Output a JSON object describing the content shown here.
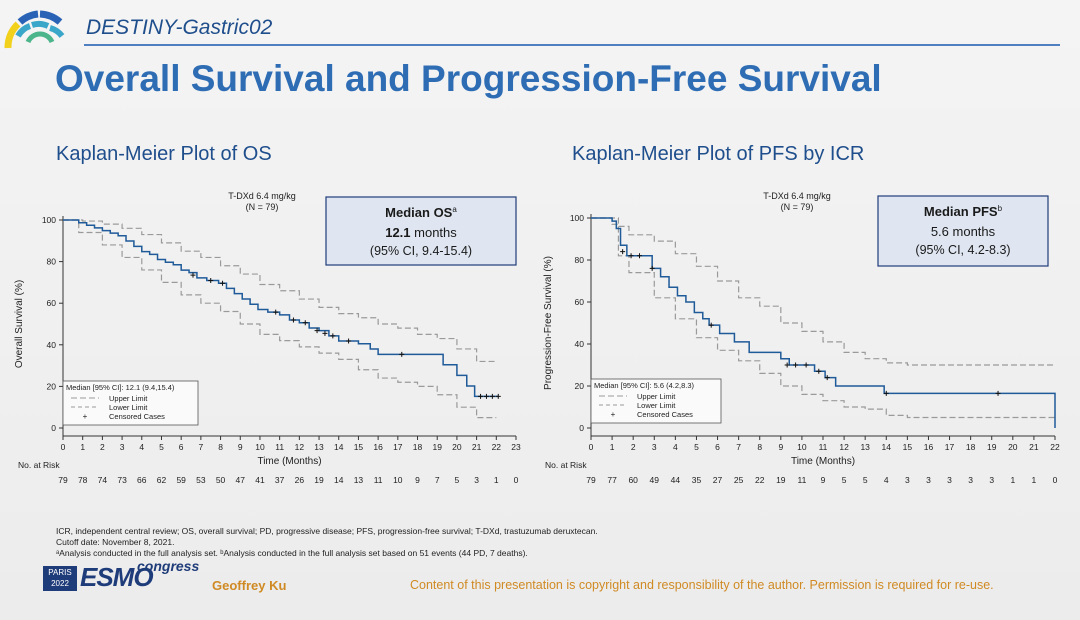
{
  "header": {
    "study_name": "DESTINY-Gastric02",
    "slide_title": "Overall Survival and Progression-Free Survival"
  },
  "colors": {
    "title_blue": "#2e6db4",
    "km_line": "#1f5a99",
    "ci_line": "#9a9a9a",
    "box_fill": "#dfe6f1",
    "box_border": "#1f3c7a",
    "accent_orange": "#d08a23"
  },
  "chart_data": [
    {
      "type": "line",
      "panel_title": "Kaplan-Meier Plot of OS",
      "series_header": "T-DXd 6.4 mg/kg",
      "series_n": "(N = 79)",
      "median_box": {
        "title": "Median OS",
        "title_sup": "a",
        "value": "12.1",
        "unit": " months",
        "ci": "(95% CI, 9.4-15.4)"
      },
      "xlabel": "Time (Months)",
      "ylabel": "Overall Survival (%)",
      "xlim": [
        0,
        23
      ],
      "ylim": [
        0,
        100
      ],
      "xticks": [
        0,
        1,
        2,
        3,
        4,
        5,
        6,
        7,
        8,
        9,
        10,
        11,
        12,
        13,
        14,
        15,
        16,
        17,
        18,
        19,
        20,
        21,
        22,
        23
      ],
      "yticks": [
        0,
        20,
        40,
        60,
        80,
        100
      ],
      "legend": {
        "title": "Median [95% CI]: 12.1 (9.4,15.4)",
        "upper": "Upper Limit",
        "lower": "Lower Limit",
        "censored": "Censored Cases"
      },
      "series": [
        {
          "name": "KM",
          "points": [
            [
              0,
              100
            ],
            [
              0.8,
              98.7
            ],
            [
              1.2,
              97.5
            ],
            [
              1.6,
              96.2
            ],
            [
              2,
              94.9
            ],
            [
              2.4,
              93.7
            ],
            [
              2.8,
              92.4
            ],
            [
              3.2,
              89.9
            ],
            [
              3.6,
              87.3
            ],
            [
              4,
              84.8
            ],
            [
              4.4,
              83.5
            ],
            [
              4.8,
              81
            ],
            [
              5.2,
              79.7
            ],
            [
              5.6,
              78.5
            ],
            [
              6,
              75.9
            ],
            [
              6.4,
              74.7
            ],
            [
              6.8,
              72.2
            ],
            [
              7.3,
              70.9
            ],
            [
              7.9,
              69.6
            ],
            [
              8.3,
              67.1
            ],
            [
              8.7,
              64.6
            ],
            [
              9.1,
              62.0
            ],
            [
              9.5,
              59.5
            ],
            [
              9.9,
              57.0
            ],
            [
              10.4,
              55.7
            ],
            [
              11,
              54.4
            ],
            [
              11.5,
              51.9
            ],
            [
              12,
              50.6
            ],
            [
              12.5,
              48.1
            ],
            [
              13,
              46.8
            ],
            [
              13.5,
              44.3
            ],
            [
              14,
              41.8
            ],
            [
              15,
              40.5
            ],
            [
              15.6,
              38
            ],
            [
              16,
              35.4
            ],
            [
              17.2,
              35.4
            ],
            [
              18.5,
              35.4
            ],
            [
              19.3,
              30.4
            ],
            [
              20,
              25.3
            ],
            [
              20.5,
              20.2
            ],
            [
              20.9,
              15.2
            ],
            [
              22.1,
              15.2
            ]
          ]
        },
        {
          "name": "Upper Limit",
          "points": [
            [
              0,
              100
            ],
            [
              1,
              99.5
            ],
            [
              2,
              98
            ],
            [
              3,
              96
            ],
            [
              4,
              93
            ],
            [
              5,
              89
            ],
            [
              6,
              85
            ],
            [
              7,
              82
            ],
            [
              8,
              78
            ],
            [
              9,
              74
            ],
            [
              10,
              69
            ],
            [
              11,
              66
            ],
            [
              12,
              62
            ],
            [
              13,
              58
            ],
            [
              14,
              55
            ],
            [
              15,
              53
            ],
            [
              16,
              50
            ],
            [
              17,
              48
            ],
            [
              18,
              45
            ],
            [
              19,
              43
            ],
            [
              20,
              38
            ],
            [
              21,
              32
            ],
            [
              22,
              32
            ]
          ]
        },
        {
          "name": "Lower Limit",
          "points": [
            [
              0,
              100
            ],
            [
              0.8,
              94
            ],
            [
              2,
              88
            ],
            [
              3,
              82
            ],
            [
              4,
              76
            ],
            [
              5,
              70
            ],
            [
              6,
              64
            ],
            [
              7,
              60
            ],
            [
              8,
              56
            ],
            [
              9,
              50
            ],
            [
              10,
              45
            ],
            [
              11,
              42
            ],
            [
              12,
              39
            ],
            [
              13,
              36
            ],
            [
              14,
              33
            ],
            [
              15,
              28
            ],
            [
              16,
              24
            ],
            [
              17,
              22
            ],
            [
              18,
              20
            ],
            [
              19,
              16
            ],
            [
              20,
              10
            ],
            [
              21,
              5
            ],
            [
              22,
              5
            ]
          ]
        }
      ],
      "censored": [
        [
          6.6,
          73.5
        ],
        [
          7.5,
          70.9
        ],
        [
          8.1,
          69.6
        ],
        [
          10.8,
          55.7
        ],
        [
          11.7,
          51.9
        ],
        [
          12.3,
          50.6
        ],
        [
          12.9,
          46.8
        ],
        [
          13.3,
          45.5
        ],
        [
          13.7,
          44.3
        ],
        [
          14.5,
          41.8
        ],
        [
          17.2,
          35.4
        ],
        [
          21.2,
          15.2
        ],
        [
          21.5,
          15.2
        ],
        [
          21.8,
          15.2
        ],
        [
          22.1,
          15.2
        ]
      ],
      "at_risk_label": "No. at Risk",
      "at_risk_times": [
        0,
        1,
        2,
        3,
        4,
        5,
        6,
        7,
        8,
        9,
        10,
        11,
        12,
        13,
        14,
        15,
        16,
        17,
        18,
        19,
        20,
        21,
        22,
        23
      ],
      "at_risk": [
        "79",
        "78",
        "74",
        "73",
        "66",
        "62",
        "59",
        "53",
        "50",
        "47",
        "41",
        "37",
        "26",
        "19",
        "14",
        "13",
        "11",
        "10",
        "9",
        "7",
        "5",
        "3",
        "1",
        "0"
      ]
    },
    {
      "type": "line",
      "panel_title": "Kaplan-Meier Plot of PFS by ICR",
      "series_header": "T-DXd 6.4 mg/kg",
      "series_n": "(N = 79)",
      "median_box": {
        "title": "Median PFS",
        "title_sup": "b",
        "value": "5.6",
        "unit": " months",
        "ci": "(95% CI, 4.2-8.3)"
      },
      "xlabel": "Time (Months)",
      "ylabel": "Progression-Free Survival (%)",
      "xlim": [
        0,
        22
      ],
      "ylim": [
        0,
        100
      ],
      "xticks": [
        0,
        1,
        2,
        3,
        4,
        5,
        6,
        7,
        8,
        9,
        10,
        11,
        12,
        13,
        14,
        15,
        16,
        17,
        18,
        19,
        20,
        21,
        22
      ],
      "yticks": [
        0,
        20,
        40,
        60,
        80,
        100
      ],
      "legend": {
        "title": "Median [95% CI]: 5.6 (4.2,8.3)",
        "upper": "Upper Limit",
        "lower": "Lower Limit",
        "censored": "Censored Cases"
      },
      "series": [
        {
          "name": "KM",
          "points": [
            [
              0,
              100
            ],
            [
              1,
              98.5
            ],
            [
              1.2,
              95
            ],
            [
              1.4,
              87
            ],
            [
              1.7,
              82
            ],
            [
              2.6,
              82
            ],
            [
              2.9,
              76
            ],
            [
              3.3,
              72
            ],
            [
              3.7,
              67
            ],
            [
              4.1,
              63
            ],
            [
              4.5,
              60
            ],
            [
              4.9,
              55
            ],
            [
              5.3,
              52
            ],
            [
              5.6,
              49
            ],
            [
              6.1,
              45
            ],
            [
              6.8,
              41
            ],
            [
              7.5,
              36
            ],
            [
              8.5,
              36
            ],
            [
              9,
              33
            ],
            [
              9.4,
              30
            ],
            [
              10.2,
              30
            ],
            [
              10.6,
              27
            ],
            [
              11.1,
              24
            ],
            [
              11.6,
              20
            ],
            [
              13.7,
              20
            ],
            [
              13.9,
              16.5
            ],
            [
              21.9,
              16.5
            ],
            [
              22,
              0
            ]
          ]
        },
        {
          "name": "Upper Limit",
          "points": [
            [
              0,
              100
            ],
            [
              1,
              100
            ],
            [
              1.3,
              96
            ],
            [
              1.8,
              92
            ],
            [
              3,
              89
            ],
            [
              4,
              83
            ],
            [
              5,
              77
            ],
            [
              6,
              70
            ],
            [
              7,
              62
            ],
            [
              8,
              58
            ],
            [
              9,
              50
            ],
            [
              10,
              46
            ],
            [
              11,
              41
            ],
            [
              12,
              36
            ],
            [
              13,
              33
            ],
            [
              14,
              31
            ],
            [
              15,
              30
            ],
            [
              22,
              30
            ]
          ]
        },
        {
          "name": "Lower Limit",
          "points": [
            [
              0,
              100
            ],
            [
              1,
              97
            ],
            [
              1.3,
              82
            ],
            [
              1.8,
              74
            ],
            [
              3,
              62
            ],
            [
              4,
              52
            ],
            [
              5,
              43
            ],
            [
              6,
              37
            ],
            [
              7,
              32
            ],
            [
              8,
              26
            ],
            [
              9,
              20
            ],
            [
              10,
              16
            ],
            [
              11,
              13
            ],
            [
              12,
              10
            ],
            [
              13,
              9
            ],
            [
              14,
              6
            ],
            [
              15,
              5
            ],
            [
              22,
              5
            ]
          ]
        }
      ],
      "censored": [
        [
          1.5,
          84
        ],
        [
          1.9,
          82
        ],
        [
          2.3,
          82
        ],
        [
          2.9,
          76
        ],
        [
          5.7,
          49
        ],
        [
          9.3,
          30
        ],
        [
          9.7,
          30
        ],
        [
          10.2,
          30
        ],
        [
          10.8,
          27
        ],
        [
          11.2,
          24
        ],
        [
          14,
          16.5
        ],
        [
          19.3,
          16.5
        ]
      ],
      "at_risk_label": "No. at Risk",
      "at_risk_times": [
        0,
        1,
        2,
        3,
        4,
        5,
        6,
        7,
        8,
        9,
        10,
        11,
        12,
        13,
        14,
        15,
        16,
        17,
        18,
        19,
        20,
        21,
        22
      ],
      "at_risk": [
        "79",
        "77",
        "60",
        "49",
        "44",
        "35",
        "27",
        "25",
        "22",
        "19",
        "11",
        "9",
        "5",
        "5",
        "4",
        "3",
        "3",
        "3",
        "3",
        "3",
        "1",
        "1",
        "0"
      ]
    }
  ],
  "footnotes": {
    "line1": "ICR, independent central review; OS, overall survival; PD, progressive disease; PFS, progression-free survival; T-DXd, trastuzumab deruxtecan.",
    "line2": "Cutoff date: November 8, 2021.",
    "line3": "ᵃAnalysis conducted in the full analysis set. ᵇAnalysis conducted in the full analysis set based on 51 events (44 PD, 7 deaths)."
  },
  "footer": {
    "city": "PARIS",
    "year": "2022",
    "esmo": "ESMO",
    "congress": "congress",
    "presenter": "Geoffrey Ku",
    "copyright": "Content of this presentation is copyright and responsibility of the author. Permission is required for re-use."
  }
}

----

## What to produce
Answer with one number only: how many lines above contain the word "Plot".

## Answer to the exercise
2